__ENUNCIADO A__
Liste todos os estados brasileiros mencionados no trecho sobre as exportações para os Estados Unidos.
__ENUNCIADO B__
Estenda o trecho sobre as exportações brasileiras para os Estados Unidos a partir da última frase dele.

__TRECHO FORNECIDO__
▽
O volume de vendas do Espírito Santo em 2024, por exemplo, foi maior que o volume cearense, no entanto, o Ceará é mais dependente dos EUA, apesar de ter vendido menos, porque o país norte-americano é o principal comprador do estado e nenhum outro parceiro comercial compra produtos cearenses no mesmo volume.
Confiras a tabela abaixo:
➡️ Participação dos Estados Unidos nas exportações das 27 unidades federativas do Brasil:
Apesar da alta proporção de vendas do Ceará para os americanos, em 2024 o estado foi apenas o décimo segundo maior exportador do Brasil para os EUA. Nesse aspecto, o estado que mais vende para os EUA é São Paulo.
Em 2024, os paulistas exportaram US$ 13,6 bilhões para lá, enquanto o Ceará exportou US$ 669 milhões. Os americanos são os principais parceiros comerciais de São Paulo, responsável por comprar 19% dos produtos paulistas em 2024.
△
__DADOS FORNECIDOS__
▽
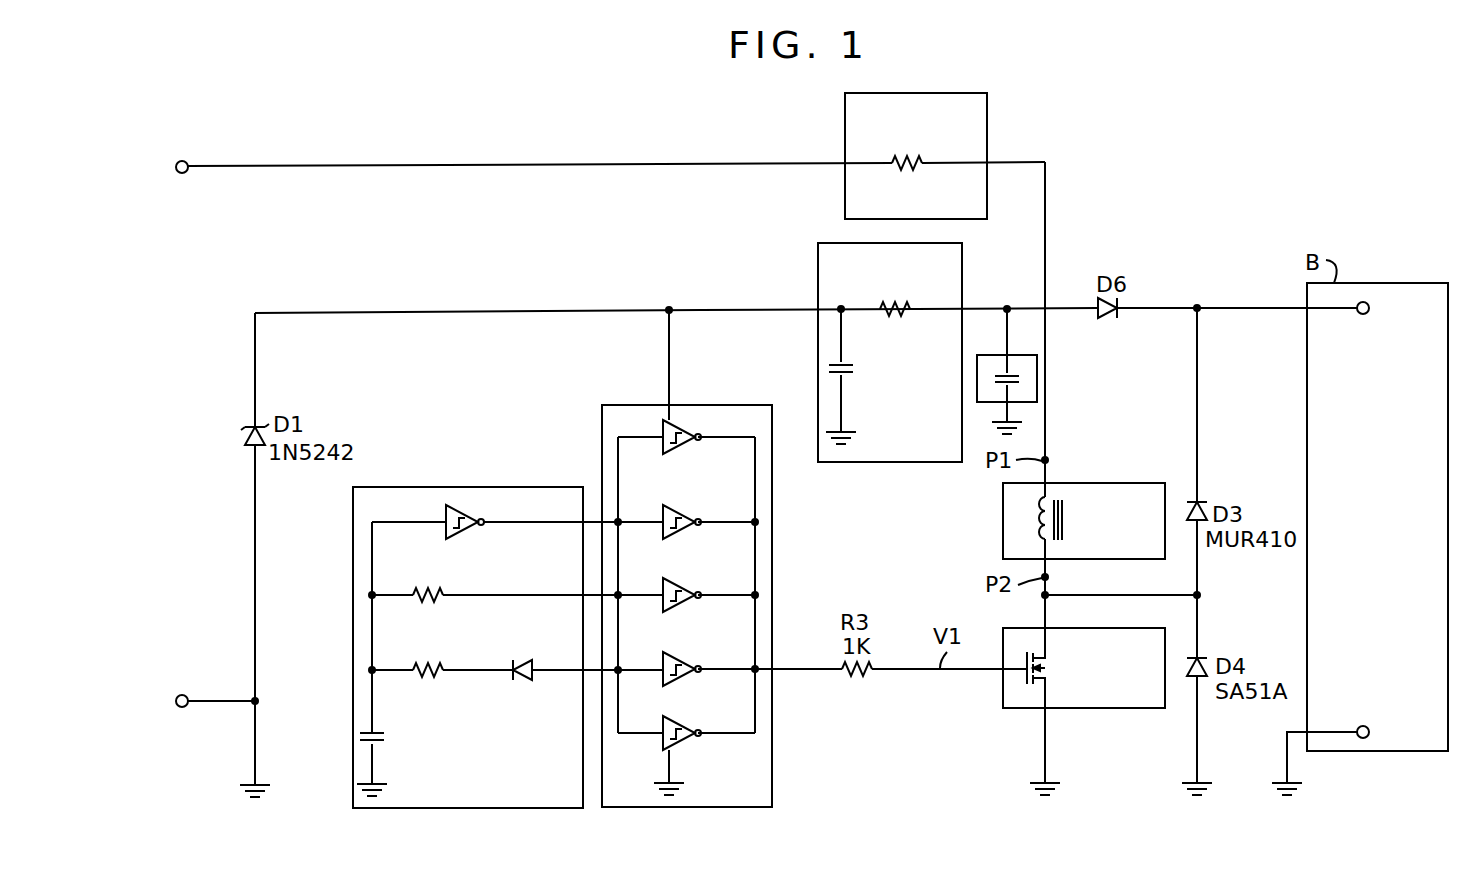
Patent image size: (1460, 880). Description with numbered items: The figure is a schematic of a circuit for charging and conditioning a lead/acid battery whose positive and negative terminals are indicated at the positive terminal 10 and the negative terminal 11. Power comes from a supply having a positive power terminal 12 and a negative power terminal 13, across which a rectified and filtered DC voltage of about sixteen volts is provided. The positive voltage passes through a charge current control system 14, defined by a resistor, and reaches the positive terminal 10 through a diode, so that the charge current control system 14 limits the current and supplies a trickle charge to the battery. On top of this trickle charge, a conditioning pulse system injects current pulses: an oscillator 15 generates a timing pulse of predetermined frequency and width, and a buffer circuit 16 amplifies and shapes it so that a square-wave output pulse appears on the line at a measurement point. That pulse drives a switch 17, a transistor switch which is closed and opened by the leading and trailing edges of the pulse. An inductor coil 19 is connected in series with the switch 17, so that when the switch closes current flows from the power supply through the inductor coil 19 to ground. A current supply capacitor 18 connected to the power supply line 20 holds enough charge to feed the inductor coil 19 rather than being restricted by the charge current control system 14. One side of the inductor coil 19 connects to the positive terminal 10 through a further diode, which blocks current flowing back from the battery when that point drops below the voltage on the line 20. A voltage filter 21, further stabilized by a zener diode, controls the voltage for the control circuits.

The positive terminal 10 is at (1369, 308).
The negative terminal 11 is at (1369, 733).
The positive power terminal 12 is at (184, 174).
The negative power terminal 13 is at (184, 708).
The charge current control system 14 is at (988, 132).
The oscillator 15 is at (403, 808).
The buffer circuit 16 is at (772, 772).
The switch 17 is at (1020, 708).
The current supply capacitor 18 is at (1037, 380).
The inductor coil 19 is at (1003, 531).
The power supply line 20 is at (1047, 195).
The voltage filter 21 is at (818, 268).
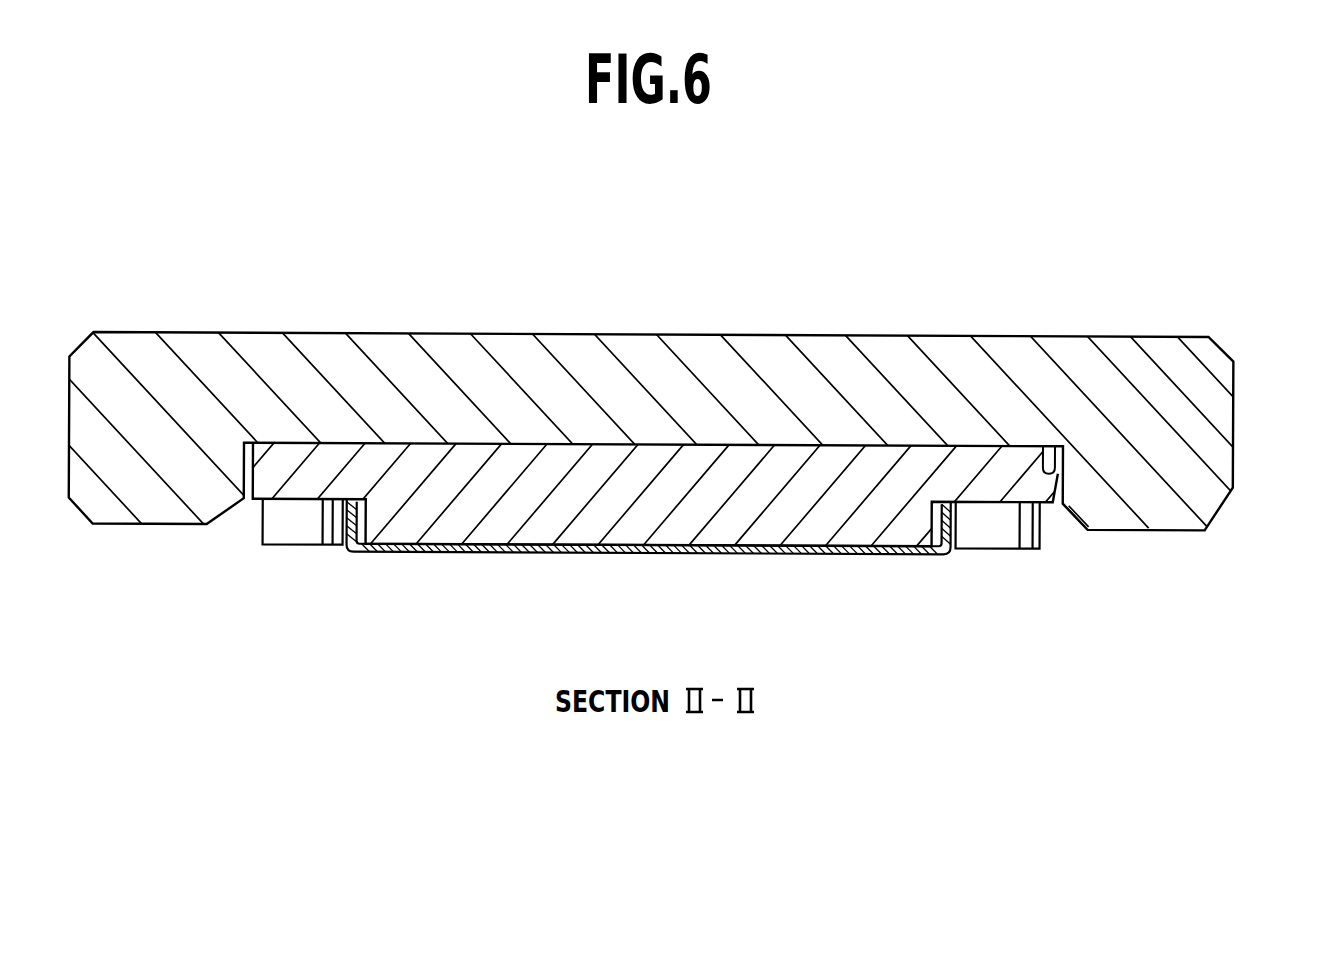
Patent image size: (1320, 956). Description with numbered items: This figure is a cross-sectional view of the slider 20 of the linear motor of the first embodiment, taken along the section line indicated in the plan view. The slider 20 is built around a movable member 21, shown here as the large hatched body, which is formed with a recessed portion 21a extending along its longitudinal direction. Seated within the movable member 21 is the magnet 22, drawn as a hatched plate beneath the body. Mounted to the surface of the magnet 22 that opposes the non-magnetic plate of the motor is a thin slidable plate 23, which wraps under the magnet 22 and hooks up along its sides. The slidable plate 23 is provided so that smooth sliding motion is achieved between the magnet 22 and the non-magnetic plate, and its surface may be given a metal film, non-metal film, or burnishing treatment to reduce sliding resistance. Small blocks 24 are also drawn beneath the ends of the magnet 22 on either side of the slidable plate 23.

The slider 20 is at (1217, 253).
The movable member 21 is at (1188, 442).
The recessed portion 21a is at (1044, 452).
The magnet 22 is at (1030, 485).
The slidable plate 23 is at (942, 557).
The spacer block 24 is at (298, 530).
△
▽
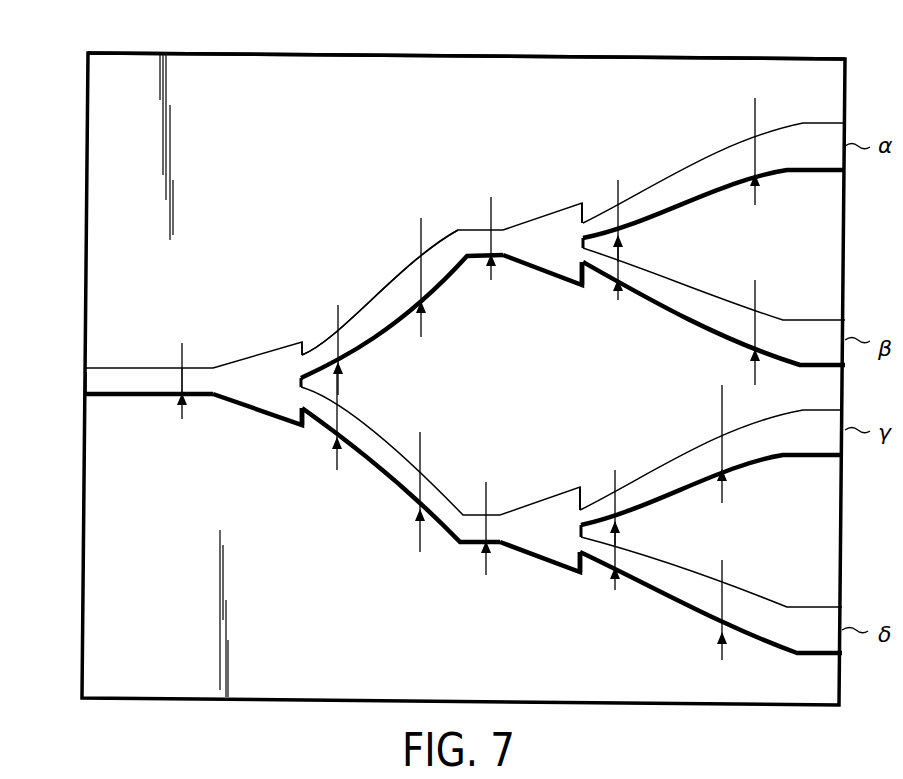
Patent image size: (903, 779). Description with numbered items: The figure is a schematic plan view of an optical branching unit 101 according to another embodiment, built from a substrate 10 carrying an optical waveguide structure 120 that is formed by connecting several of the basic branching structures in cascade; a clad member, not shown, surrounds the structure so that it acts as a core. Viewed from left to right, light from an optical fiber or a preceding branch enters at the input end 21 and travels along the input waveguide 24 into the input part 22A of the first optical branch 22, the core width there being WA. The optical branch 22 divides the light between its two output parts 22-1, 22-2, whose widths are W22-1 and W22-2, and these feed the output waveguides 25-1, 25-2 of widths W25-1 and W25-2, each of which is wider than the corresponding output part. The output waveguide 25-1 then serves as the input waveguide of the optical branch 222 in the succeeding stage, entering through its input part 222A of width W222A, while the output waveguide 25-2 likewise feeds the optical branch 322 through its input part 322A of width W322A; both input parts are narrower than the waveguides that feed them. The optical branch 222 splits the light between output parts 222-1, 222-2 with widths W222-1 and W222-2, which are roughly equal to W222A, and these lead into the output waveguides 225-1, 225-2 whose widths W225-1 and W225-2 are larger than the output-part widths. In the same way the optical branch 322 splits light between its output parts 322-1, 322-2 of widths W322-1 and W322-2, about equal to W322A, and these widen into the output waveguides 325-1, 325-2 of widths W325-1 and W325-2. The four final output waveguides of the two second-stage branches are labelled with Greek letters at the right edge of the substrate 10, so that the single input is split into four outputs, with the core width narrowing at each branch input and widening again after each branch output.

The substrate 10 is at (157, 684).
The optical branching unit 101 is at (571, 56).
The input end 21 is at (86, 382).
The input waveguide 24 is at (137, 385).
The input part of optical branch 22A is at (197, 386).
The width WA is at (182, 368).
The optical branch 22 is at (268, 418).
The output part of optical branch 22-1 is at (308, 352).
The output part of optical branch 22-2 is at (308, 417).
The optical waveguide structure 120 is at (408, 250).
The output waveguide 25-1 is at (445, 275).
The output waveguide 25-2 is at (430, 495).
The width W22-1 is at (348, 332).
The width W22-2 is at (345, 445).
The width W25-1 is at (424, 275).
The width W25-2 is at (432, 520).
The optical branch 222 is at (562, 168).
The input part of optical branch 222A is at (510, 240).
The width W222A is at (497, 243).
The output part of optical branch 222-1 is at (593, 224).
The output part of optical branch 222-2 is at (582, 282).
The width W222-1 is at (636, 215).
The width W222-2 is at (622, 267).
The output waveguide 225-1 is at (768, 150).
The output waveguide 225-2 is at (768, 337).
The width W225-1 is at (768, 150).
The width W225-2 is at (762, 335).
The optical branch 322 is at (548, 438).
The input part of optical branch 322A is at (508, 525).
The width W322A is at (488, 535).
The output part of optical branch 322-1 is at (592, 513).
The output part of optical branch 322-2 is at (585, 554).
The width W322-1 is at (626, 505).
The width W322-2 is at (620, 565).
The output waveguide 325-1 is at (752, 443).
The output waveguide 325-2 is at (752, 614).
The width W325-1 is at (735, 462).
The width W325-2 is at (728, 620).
△
__RESULTADO FINAL A__
Espírito Santo, Ceará e São Paulo.

__RESULTADO FINAL B__
➡️ Principais estados exportadores para os EUA:
Com a iminência das tarifas, uma alternativa apontada tem sido a diversificação dos mercados compradores de produtos brasileiros. A ideia, embora bem-vinda pela indústria e pelo governo, exige tempo, podendo levar de meses a anos, enquanto o impacto das tarifas já pode ser sentido em semanas.
Os Estados Unidos são o segundo maior parceiro comercial do Brasil, logo atrás da China. Mesmo que o Brasil consiga novos mercados, deve demorar para que o volume de exportações alcance o dos americanos.
Além disso, é mais fácil encontrar novos mercados para determinados produtos cearenses, como os sucos e calçados, do que para o setor siderúrgico, o carro-chefe das exportações do estado.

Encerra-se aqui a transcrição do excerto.